Excerpt provided
>>>
So far, the French collections have been unusually good, with talked-about shows by Dior, Lanvin, Comme des Garcons and Rick Owens.

On Saturday, in Owens' busy showroom in the Seventh Arrondissement, a young woman came up to the designer and did a big fan gush. She was wearing one of his new coats, taken off a rack to try on, and she looked as much delighted with its effect as with meeting its creator. "That's very nice, thank you," he said.

Owens' clothes look extreme on the runway, and that's the idea. He had a smoke machine, and a bank of fans blasting the smoke. And each time a model stepped onto the runway, the wind caught her tumbleweed hair and her features seemed to dissolve. As for the clothes, you could be joining an underworld meeting of the gods. There was a distinct ceremonial cast to coats in wool and shearling, with kimono sleeves, toggles made of bone and nunlike collars that, if you like, can be zipped into a druid's hood.

The scale of the clothes was interesting, too. He said he just wanted to make things roomier this season. Well, you can't get enough personal space these days. I was tickled by a lightly padded outfit that essentially looked like a big pair of overall shorts attached to a small duvet. You just lift the wide flap in back and climb in. But the scale of the clothes served another purpose: It blew out decorative elements like lacing on the front and back of coats. The daintiest of details now looked tribal.

It's clear to me that the cerebral malcontents of the last 20 to 30 years have an easier time dealing with the present than the reactive rebels do. (I laughed when Owens reminded me that he and his wife dine every night in the same neighborhood bistro. Who needs more than one window when the ideas come out of your head?)

At Comme des Garcons, Rei Kawakubo has a similar freedom. Her idea was to show that tailoring has no limits. Rosettes, coils and lumps of classic menswear fabric were embedded in outfits of the same material, creating weird volumes and textures but also feminine decoration. A bustle sprang out of the rear of a jacket. Checked outfits were papered with squares of checks. There were also a few lumpy looks in rose velvet or lace, but the most extreme outfits were in a deeply saturated, multihued print.
<<<
Work task 1
According to the fashion review excerpt, what did Owens say he wanted to do with his clothes this season?
Work task 2
Please copy the stretch of the fashion review excerpt from "Owens' clothes look" through "a druid's hood." word for word.

Provided material
>>>
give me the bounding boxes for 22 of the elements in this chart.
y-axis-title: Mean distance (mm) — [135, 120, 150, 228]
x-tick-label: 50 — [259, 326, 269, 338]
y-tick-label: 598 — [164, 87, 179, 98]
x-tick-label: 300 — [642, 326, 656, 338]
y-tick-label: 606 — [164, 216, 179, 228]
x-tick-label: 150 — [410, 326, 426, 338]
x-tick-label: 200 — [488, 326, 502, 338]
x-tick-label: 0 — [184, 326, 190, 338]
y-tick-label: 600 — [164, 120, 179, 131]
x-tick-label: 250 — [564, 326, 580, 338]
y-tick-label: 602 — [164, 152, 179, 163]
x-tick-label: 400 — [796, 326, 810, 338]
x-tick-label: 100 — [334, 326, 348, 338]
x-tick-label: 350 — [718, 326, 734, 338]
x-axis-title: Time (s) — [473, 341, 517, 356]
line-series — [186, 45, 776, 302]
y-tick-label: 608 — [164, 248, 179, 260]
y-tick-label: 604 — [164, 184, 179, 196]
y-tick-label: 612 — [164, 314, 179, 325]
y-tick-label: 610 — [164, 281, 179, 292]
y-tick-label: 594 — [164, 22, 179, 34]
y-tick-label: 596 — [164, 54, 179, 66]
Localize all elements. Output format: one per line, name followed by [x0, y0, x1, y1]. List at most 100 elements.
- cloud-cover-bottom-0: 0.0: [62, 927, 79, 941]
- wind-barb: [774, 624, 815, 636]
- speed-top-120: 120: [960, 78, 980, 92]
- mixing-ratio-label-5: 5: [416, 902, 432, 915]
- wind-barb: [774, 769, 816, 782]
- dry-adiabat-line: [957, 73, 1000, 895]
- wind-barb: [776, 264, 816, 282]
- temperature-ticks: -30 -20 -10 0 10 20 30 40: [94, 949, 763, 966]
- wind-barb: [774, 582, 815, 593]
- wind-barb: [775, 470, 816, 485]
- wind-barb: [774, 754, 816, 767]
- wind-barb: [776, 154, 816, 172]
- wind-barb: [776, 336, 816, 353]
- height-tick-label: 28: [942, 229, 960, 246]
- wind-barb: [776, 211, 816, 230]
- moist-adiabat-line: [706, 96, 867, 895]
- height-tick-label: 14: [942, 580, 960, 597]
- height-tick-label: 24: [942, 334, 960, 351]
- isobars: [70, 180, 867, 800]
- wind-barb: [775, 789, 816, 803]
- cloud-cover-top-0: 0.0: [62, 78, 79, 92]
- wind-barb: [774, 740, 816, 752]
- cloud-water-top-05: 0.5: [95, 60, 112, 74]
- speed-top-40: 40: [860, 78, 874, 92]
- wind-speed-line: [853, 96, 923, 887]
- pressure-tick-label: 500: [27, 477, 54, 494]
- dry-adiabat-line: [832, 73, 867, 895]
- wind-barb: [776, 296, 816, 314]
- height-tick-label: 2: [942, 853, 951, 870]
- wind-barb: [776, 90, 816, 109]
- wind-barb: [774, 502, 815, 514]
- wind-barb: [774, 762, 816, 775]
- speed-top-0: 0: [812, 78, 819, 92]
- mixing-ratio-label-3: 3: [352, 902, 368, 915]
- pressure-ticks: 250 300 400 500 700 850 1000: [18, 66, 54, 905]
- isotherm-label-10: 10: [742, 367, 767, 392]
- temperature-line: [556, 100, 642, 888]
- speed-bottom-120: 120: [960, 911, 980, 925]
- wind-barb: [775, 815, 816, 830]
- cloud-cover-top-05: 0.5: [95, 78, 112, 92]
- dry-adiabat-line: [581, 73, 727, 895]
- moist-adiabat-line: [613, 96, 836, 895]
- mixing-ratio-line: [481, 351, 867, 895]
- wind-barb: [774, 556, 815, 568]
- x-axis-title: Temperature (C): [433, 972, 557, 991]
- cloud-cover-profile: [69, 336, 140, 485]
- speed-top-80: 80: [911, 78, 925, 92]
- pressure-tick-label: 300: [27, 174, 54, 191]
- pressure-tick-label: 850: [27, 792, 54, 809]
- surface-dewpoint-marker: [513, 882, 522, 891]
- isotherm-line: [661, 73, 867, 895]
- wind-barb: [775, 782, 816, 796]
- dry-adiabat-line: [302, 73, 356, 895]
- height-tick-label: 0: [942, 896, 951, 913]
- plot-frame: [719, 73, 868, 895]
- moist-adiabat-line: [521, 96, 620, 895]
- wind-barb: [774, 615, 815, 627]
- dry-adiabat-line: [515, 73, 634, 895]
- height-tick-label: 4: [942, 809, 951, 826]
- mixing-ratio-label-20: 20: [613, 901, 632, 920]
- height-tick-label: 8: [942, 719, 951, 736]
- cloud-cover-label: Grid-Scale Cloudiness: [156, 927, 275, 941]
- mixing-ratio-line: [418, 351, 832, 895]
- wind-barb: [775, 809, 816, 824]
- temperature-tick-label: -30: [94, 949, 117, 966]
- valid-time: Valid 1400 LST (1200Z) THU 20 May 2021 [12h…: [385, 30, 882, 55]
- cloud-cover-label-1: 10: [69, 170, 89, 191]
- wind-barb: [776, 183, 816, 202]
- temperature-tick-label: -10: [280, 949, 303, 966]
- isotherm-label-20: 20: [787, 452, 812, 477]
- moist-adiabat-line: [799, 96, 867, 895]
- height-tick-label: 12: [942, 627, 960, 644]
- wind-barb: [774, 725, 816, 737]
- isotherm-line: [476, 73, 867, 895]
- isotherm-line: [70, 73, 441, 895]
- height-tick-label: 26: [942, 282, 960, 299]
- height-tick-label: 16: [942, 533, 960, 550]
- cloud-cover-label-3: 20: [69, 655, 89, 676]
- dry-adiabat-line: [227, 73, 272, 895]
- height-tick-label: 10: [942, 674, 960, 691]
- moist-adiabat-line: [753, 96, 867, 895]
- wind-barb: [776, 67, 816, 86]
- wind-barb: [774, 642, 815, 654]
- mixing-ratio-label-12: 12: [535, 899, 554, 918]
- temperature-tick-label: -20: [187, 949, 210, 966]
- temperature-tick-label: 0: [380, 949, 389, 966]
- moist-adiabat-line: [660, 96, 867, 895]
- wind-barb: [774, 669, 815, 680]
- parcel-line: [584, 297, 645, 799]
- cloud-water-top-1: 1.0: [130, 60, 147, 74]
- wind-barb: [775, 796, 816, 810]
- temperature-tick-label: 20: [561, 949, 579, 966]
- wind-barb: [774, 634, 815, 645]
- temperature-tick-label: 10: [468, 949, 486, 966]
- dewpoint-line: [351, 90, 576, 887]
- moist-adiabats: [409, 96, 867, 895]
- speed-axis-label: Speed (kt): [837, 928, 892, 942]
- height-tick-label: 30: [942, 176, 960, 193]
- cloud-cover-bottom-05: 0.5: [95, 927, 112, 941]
<<<
Expected answer 1
He wanted to make things roomier.

Expected answer 2
Owens' clothes look extreme on the runway, and that's the idea. He had a smoke machine, and a bank of fans blasting the smoke. And each time a model stepped onto the runway, the wind caught her tumbleweed hair and her features seemed to dissolve. As for the clothes, you could be joining an underworld meeting of the gods. There was a distinct ceremonial cast to coats in wool and shearling, with kimono sleeves, toggles made of bone and nunlike collars that, if you like, can be zipped into a druid's hood.